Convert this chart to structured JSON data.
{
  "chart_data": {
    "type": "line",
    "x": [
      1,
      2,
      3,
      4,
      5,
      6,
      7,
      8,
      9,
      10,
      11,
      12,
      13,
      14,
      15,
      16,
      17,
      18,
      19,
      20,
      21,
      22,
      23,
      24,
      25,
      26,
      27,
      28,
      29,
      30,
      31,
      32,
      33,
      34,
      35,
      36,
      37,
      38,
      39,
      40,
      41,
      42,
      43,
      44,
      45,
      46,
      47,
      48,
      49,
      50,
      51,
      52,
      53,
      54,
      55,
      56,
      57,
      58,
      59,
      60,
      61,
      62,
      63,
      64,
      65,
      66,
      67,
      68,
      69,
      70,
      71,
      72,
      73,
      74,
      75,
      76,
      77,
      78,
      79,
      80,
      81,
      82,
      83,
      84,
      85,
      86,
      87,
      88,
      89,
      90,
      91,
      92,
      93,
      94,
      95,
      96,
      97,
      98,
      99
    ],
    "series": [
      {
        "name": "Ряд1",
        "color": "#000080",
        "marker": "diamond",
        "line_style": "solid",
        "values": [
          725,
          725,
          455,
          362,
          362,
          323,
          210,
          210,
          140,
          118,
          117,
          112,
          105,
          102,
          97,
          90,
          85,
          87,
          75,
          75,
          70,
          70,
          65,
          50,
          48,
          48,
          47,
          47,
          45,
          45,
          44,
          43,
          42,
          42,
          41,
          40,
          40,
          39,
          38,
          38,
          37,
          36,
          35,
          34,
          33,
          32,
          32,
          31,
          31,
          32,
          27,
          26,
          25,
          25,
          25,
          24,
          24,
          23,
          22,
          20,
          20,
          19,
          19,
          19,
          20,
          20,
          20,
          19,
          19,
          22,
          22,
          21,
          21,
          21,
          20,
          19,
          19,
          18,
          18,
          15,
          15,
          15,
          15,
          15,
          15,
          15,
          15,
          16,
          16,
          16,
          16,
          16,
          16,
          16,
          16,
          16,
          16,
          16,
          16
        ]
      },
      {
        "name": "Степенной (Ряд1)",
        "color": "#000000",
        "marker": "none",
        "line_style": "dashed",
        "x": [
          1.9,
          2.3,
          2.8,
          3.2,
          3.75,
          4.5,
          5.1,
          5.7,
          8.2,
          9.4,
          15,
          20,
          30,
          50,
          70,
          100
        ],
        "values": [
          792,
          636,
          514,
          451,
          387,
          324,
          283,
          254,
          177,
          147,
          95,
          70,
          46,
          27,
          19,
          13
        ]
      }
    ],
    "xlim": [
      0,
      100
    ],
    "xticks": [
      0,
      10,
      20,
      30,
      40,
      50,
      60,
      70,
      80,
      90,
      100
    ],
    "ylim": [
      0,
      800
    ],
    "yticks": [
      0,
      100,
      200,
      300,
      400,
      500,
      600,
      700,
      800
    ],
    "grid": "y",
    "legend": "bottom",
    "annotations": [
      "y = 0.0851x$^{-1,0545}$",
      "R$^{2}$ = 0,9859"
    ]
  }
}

- - - - - - -

- Task directions:
Every entry should be output exactly as written, please.

- Full answer:
Convert this chart to structured JSON data.
{
  "chart_data": {
    "type": "line",
    "x": [
      1,
      2,
      3,
      4,
      5,
      6,
      7,
      8,
      9,
      10,
      11,
      12,
      13,
      14,
      15,
      16,
      17,
      18,
      19,
      20,
      21,
      22,
      23,
      24,
      25,
      26,
      27,
      28,
      29,
      30,
      31,
      32,
      33,
      34,
      35,
      36,
      37,
      38,
      39,
      40,
      41,
      42,
      43,
      44,
      45,
      46,
      47,
      48,
      49,
      50,
      51,
      52,
      53,
      54,
      55,
      56,
      57,
      58,
      59,
      60,
      61,
      62,
      63,
      64,
      65,
      66,
      67,
      68,
      69,
      70,
      71,
      72,
      73,
      74,
      75,
      76,
      77,
      78,
      79,
      80,
      81,
      82,
      83,
      84,
      85,
      86,
      87,
      88,
      89,
      90,
      91,
      92,
      93,
      94,
      95,
      96,
      97,
      98,
      99
    ],
    "series": [
      {
        "name": "Ряд1",
        "color": "#000080",
        "marker": "diamond",
        "line_style": "solid",
        "values": [
          725,
          725,
          455,
          362,
          362,
          323,
          210,
          210,
          140,
          118,
          117,
          112,
          105,
          102,
          97,
          90,
          85,
          87,
          75,
          75,
          70,
          70,
          65,
          50,
          48,
          48,
          47,
          47,
          45,
          45,
          44,
          43,
          42,
          42,
          41,
          40,
          40,
          39,
          38,
          38,
          37,
          36,
          35,
          34,
          33,
          32,
          32,
          31,
          31,
          32,
          27,
          26,
          25,
          25,
          25,
          24,
          24,
          23,
          22,
          20,
          20,
          19,
          19,
          19,
          20,
          20,
          20,
          19,
          19,
          22,
          22,
          21,
          21,
          21,
          20,
          19,
          19,
          18,
          18,
          15,
          15,
          15,
          15,
          15,
          15,
          15,
          15,
          16,
          16,
          16,
          16,
          16,
          16,
          16,
          16,
          16,
          16,
          16,
          16
        ]
      },
      {
        "name": "Степенной (Ряд1)",
        "color": "#000000",
        "marker": "none",
        "line_style": "dashed",
        "x": [
          1.9,
          2.3,
          2.8,
          3.2,
          3.75,
          4.5,
          5.1,
          5.7,
          8.2,
          9.4,
          15,
          20,
          30,
          50,
          70,
          100
        ],
        "values": [
          792,
          636,
          514,
          451,
          387,
          324,
          283,
          254,
          177,
          147,
          95,
          70,
          46,
          27,
          19,
          13
        ]
      }
    ],
    "xlim": [
      0,
      100
    ],
    "xticks": [
      0,
      10,
      20,
      30,
      40,
      50,
      60,
      70,
      80,
      90,
      100
    ],
    "ylim": [
      0,
      800
    ],
    "yticks": [
      0,
      100,
      200,
      300,
      400,
      500,
      600,
      700,
      800
    ],
    "grid": "y",
    "legend": "bottom",
    "annotations": [
      "y = 0.0851x$^{-1,0545}$",
      "R$^{2}$ = 0,9859"
    ]
  }
}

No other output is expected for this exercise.